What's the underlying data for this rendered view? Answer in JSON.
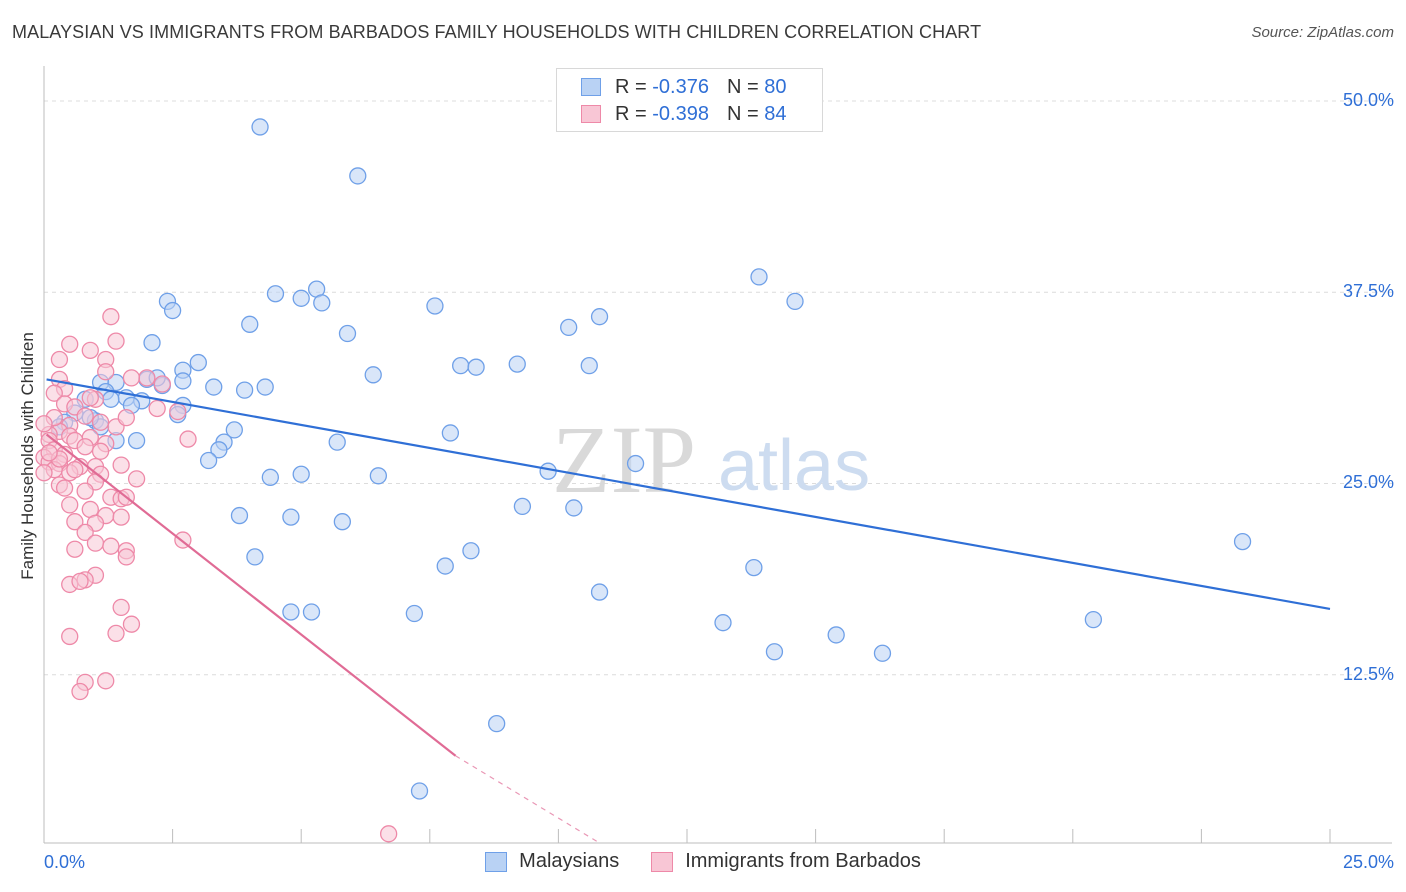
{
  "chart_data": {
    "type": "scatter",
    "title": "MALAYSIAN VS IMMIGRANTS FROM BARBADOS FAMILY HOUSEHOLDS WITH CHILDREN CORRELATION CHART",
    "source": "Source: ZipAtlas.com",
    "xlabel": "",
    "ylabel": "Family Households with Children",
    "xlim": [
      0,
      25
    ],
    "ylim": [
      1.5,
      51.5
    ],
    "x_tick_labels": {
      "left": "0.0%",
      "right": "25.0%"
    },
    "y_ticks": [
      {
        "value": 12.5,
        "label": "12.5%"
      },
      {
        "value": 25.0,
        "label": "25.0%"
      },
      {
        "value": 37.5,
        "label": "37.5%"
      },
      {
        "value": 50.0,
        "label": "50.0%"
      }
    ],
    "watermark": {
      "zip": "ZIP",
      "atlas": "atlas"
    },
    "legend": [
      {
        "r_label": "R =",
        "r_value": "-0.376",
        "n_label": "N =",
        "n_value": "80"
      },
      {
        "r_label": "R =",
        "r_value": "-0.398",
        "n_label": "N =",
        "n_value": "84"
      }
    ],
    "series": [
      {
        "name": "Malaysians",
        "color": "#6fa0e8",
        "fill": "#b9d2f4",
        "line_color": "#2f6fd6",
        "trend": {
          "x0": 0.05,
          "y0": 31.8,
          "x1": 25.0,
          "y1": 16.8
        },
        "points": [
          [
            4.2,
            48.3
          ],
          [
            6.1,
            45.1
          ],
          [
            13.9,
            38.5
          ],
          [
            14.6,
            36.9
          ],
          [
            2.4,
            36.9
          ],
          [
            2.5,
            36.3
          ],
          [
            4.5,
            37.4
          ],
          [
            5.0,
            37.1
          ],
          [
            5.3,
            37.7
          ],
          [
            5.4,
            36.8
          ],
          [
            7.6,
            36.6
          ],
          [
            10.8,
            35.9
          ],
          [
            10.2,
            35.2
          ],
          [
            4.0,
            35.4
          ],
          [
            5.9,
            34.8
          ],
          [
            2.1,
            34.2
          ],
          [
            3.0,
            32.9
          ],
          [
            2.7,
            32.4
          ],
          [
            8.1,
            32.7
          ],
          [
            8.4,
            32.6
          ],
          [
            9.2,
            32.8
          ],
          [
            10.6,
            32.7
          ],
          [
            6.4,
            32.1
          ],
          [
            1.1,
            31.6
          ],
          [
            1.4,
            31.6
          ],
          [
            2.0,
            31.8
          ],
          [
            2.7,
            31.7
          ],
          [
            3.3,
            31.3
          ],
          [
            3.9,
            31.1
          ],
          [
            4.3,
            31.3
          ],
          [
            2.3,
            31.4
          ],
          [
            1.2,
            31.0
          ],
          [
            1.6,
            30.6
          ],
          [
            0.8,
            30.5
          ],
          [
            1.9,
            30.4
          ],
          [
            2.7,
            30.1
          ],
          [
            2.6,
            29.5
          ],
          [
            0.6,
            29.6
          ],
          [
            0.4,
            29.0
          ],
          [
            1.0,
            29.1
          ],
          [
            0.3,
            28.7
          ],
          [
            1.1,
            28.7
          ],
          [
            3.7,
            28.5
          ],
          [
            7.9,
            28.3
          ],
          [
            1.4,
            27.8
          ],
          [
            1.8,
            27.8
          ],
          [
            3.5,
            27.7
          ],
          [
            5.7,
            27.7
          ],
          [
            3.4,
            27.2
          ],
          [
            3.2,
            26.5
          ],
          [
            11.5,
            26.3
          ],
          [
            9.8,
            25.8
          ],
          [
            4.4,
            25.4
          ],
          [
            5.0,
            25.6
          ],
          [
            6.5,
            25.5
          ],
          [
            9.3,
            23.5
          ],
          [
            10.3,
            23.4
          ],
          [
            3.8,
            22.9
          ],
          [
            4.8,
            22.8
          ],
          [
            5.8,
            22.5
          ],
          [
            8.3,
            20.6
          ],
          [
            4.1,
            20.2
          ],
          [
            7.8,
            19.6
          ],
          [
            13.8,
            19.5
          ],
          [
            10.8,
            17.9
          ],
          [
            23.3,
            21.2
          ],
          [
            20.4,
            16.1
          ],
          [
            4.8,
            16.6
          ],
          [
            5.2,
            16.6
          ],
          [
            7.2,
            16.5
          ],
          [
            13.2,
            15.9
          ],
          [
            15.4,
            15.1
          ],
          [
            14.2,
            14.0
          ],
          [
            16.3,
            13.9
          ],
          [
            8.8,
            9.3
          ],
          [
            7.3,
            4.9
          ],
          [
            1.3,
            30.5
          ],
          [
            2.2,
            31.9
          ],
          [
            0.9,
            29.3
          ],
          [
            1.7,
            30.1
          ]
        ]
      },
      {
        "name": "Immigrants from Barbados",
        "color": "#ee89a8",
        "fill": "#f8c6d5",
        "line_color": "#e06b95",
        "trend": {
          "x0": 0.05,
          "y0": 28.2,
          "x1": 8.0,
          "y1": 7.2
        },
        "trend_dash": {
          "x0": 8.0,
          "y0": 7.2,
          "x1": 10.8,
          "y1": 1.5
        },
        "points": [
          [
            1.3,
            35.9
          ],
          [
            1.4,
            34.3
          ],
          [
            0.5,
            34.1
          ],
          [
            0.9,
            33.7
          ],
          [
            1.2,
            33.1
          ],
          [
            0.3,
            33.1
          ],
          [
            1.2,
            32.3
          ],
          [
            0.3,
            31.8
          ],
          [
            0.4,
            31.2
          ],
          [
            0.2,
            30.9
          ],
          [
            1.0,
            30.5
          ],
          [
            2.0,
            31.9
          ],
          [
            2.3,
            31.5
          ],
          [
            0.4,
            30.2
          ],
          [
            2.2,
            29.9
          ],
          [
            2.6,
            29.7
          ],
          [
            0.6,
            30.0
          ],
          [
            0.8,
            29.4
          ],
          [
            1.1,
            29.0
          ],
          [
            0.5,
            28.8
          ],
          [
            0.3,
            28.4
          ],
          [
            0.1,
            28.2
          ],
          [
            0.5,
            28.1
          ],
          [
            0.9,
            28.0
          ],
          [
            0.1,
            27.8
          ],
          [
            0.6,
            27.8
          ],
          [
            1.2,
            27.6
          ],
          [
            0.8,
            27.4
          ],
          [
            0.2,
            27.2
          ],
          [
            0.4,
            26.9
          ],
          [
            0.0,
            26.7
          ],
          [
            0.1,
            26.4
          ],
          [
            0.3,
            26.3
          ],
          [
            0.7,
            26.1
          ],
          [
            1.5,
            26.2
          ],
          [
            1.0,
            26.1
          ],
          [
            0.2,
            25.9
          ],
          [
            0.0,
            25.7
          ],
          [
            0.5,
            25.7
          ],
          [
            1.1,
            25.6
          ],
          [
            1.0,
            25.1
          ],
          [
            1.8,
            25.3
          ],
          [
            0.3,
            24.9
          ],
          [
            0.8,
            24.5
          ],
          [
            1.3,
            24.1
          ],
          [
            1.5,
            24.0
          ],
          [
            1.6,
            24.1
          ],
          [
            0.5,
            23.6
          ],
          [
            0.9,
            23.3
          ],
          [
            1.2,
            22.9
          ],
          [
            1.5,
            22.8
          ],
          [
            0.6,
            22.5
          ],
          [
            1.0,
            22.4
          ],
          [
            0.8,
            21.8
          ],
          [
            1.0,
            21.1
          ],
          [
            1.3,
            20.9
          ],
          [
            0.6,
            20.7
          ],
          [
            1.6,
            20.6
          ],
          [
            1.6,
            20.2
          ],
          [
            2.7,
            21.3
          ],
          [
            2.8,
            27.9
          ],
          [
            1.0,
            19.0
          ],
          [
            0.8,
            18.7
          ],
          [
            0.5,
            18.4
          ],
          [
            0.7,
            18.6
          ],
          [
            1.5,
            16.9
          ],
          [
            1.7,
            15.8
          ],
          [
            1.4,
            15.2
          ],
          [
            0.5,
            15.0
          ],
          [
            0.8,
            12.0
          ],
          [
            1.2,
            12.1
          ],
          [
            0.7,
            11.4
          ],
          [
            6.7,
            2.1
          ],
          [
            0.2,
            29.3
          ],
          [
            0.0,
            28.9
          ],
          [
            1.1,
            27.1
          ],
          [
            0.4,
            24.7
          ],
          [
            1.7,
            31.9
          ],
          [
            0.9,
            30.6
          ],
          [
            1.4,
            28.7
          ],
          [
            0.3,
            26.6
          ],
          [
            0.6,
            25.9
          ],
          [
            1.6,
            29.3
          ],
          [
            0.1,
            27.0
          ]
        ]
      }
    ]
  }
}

» **What is required**: Reproduce each line from the records that contains the word "name".

» **Answer for this exercise**:
        "name": "Malaysians",
        "name": "Immigrants from Barbados",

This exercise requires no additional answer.